▶ TASK DETAILS
Copy the data verbatim, everything from the line containing "jar-body xyxy=(418,577,773,890)" down to the line containing "disclaimer-line-2: ölçüyü netleştiriniz.", including both of those lines.

◇ ◇ ◇

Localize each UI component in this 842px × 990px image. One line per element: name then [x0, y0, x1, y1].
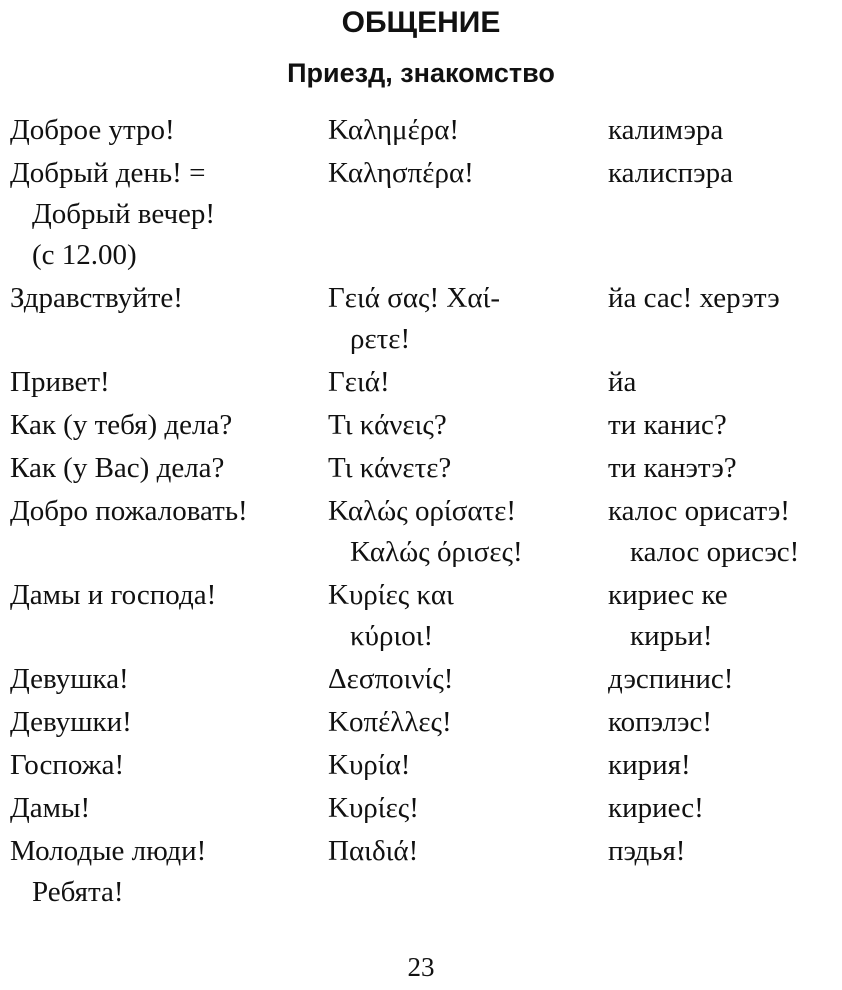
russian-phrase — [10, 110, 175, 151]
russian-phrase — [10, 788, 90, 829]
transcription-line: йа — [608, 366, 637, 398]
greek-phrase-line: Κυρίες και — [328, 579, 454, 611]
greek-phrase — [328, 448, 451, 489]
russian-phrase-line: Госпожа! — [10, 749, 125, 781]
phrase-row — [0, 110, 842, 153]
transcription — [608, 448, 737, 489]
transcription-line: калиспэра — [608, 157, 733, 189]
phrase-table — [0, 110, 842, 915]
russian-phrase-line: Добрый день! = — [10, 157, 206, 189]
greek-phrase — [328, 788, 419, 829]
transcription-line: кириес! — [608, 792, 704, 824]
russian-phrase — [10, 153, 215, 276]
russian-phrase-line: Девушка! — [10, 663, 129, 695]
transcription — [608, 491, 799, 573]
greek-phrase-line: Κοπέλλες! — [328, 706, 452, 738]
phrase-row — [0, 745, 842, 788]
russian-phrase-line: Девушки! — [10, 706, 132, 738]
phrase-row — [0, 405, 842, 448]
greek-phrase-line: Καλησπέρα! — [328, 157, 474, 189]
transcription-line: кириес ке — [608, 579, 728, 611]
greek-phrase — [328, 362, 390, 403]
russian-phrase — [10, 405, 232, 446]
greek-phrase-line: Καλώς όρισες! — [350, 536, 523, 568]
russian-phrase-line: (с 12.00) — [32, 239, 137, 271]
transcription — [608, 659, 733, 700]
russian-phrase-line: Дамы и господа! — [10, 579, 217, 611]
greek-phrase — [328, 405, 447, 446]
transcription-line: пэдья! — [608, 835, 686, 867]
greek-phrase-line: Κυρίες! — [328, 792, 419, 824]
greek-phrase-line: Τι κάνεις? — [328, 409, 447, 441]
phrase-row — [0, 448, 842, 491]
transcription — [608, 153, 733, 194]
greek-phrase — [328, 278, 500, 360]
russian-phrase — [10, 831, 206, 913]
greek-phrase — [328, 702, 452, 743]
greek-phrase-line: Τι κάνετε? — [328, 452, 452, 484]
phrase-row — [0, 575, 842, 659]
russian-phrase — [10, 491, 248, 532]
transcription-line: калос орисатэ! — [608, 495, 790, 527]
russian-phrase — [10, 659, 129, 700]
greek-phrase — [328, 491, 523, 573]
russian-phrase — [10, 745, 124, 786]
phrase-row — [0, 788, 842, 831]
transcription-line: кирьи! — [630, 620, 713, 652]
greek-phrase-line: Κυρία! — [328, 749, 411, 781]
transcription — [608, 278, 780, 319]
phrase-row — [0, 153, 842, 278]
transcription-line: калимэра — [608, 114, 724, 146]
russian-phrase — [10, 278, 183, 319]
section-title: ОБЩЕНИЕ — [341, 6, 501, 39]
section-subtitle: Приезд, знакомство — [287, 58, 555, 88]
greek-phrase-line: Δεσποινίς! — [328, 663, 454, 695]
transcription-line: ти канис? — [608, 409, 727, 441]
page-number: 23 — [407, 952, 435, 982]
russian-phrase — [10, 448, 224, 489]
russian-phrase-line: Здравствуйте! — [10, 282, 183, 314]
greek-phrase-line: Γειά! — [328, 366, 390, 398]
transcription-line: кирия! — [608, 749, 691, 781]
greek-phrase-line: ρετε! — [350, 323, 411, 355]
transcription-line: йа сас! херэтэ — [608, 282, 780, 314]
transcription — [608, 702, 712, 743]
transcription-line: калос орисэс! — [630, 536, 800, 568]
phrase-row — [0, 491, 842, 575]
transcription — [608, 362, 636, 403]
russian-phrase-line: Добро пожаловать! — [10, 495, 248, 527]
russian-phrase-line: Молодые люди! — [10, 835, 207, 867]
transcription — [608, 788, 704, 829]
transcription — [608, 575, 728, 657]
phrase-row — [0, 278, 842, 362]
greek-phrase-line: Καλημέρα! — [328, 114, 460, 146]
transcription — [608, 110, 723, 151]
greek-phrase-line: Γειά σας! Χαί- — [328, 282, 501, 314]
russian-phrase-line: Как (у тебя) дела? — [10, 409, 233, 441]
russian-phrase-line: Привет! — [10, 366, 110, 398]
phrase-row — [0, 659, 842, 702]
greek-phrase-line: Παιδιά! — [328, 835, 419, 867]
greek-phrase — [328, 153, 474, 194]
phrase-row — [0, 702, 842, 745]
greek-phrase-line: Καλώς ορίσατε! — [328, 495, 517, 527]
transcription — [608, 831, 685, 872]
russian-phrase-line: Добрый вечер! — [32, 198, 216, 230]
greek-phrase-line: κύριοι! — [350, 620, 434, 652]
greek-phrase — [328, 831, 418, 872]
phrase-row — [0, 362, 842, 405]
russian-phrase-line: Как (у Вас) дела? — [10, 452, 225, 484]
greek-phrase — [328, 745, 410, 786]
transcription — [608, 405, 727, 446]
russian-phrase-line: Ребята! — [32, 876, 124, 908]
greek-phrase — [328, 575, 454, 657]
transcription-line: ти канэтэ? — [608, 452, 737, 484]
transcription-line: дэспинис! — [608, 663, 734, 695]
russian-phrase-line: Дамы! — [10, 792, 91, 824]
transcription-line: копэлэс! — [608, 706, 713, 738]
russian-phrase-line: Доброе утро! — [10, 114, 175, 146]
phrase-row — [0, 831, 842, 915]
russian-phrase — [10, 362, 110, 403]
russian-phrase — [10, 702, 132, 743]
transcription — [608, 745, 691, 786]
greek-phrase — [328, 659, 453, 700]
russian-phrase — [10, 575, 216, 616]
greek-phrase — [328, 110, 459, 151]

◇ ◇ ◇

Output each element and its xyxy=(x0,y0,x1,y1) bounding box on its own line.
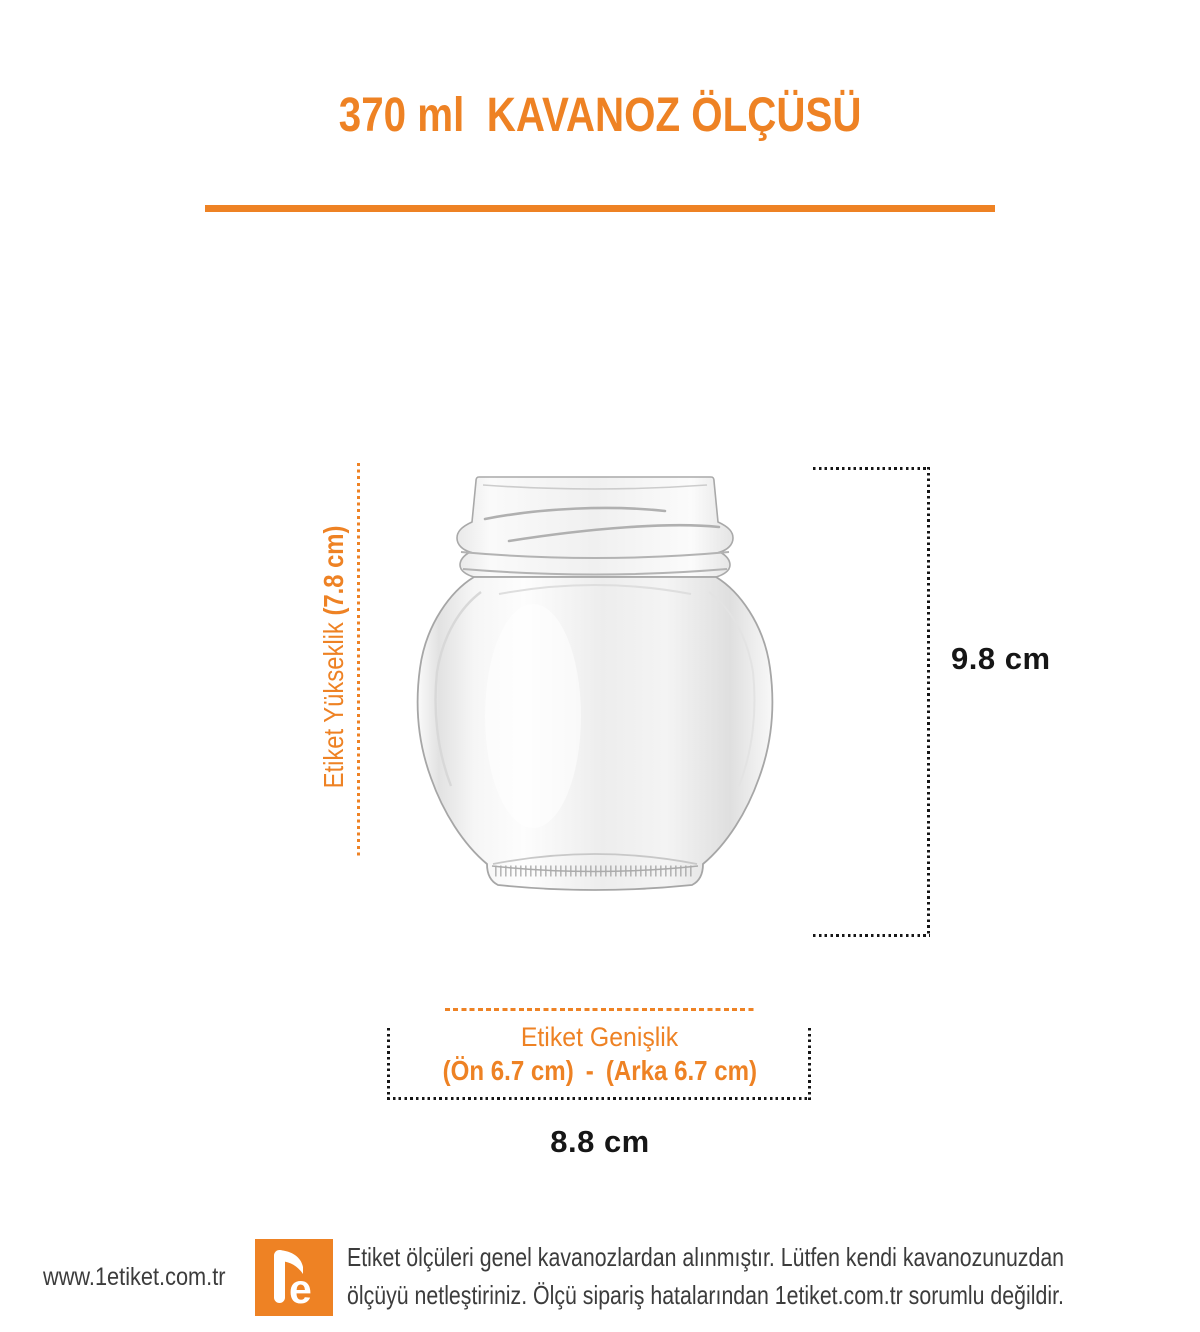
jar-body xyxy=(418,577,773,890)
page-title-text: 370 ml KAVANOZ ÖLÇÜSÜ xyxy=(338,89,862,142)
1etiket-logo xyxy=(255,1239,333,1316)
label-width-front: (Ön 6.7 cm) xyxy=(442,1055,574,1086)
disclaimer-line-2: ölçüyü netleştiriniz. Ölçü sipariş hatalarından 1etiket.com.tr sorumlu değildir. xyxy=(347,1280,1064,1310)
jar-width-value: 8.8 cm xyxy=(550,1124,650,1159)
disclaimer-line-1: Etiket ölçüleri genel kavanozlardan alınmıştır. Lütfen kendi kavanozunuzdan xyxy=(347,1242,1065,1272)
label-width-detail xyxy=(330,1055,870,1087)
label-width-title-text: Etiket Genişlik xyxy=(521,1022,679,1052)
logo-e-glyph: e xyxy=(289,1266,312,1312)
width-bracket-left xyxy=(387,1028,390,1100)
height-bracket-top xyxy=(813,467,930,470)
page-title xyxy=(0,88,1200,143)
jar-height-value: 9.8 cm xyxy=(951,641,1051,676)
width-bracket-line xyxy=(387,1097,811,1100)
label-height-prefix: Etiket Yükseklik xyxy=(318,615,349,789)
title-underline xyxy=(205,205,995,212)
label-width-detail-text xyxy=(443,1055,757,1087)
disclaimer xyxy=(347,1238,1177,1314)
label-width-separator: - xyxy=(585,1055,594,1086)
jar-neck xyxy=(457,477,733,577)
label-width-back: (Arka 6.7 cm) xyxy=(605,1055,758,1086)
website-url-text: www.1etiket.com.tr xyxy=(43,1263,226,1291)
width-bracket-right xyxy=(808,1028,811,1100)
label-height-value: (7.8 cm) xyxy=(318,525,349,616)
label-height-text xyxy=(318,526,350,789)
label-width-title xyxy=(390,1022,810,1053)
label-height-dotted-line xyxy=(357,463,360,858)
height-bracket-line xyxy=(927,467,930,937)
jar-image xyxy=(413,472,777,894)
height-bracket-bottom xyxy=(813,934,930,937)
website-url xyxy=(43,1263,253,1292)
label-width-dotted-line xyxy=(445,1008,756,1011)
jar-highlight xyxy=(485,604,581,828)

◇ ◇ ◇

▶ ANSWER FOR THE TASK
jar-body xyxy=(418,577,773,890)
page-title-text: 370 ml KAVANOZ ÖLÇÜSÜ xyxy=(338,89,862,142)
1etiket-logo xyxy=(255,1239,333,1316)
label-width-front: (Ön 6.7 cm) xyxy=(442,1055,574,1086)
disclaimer-line-2: ölçüyü netleştiriniz. Ölçü sipariş hatalarından 1etiket.com.tr sorumlu değildir. xyxy=(347,1280,1064,1310)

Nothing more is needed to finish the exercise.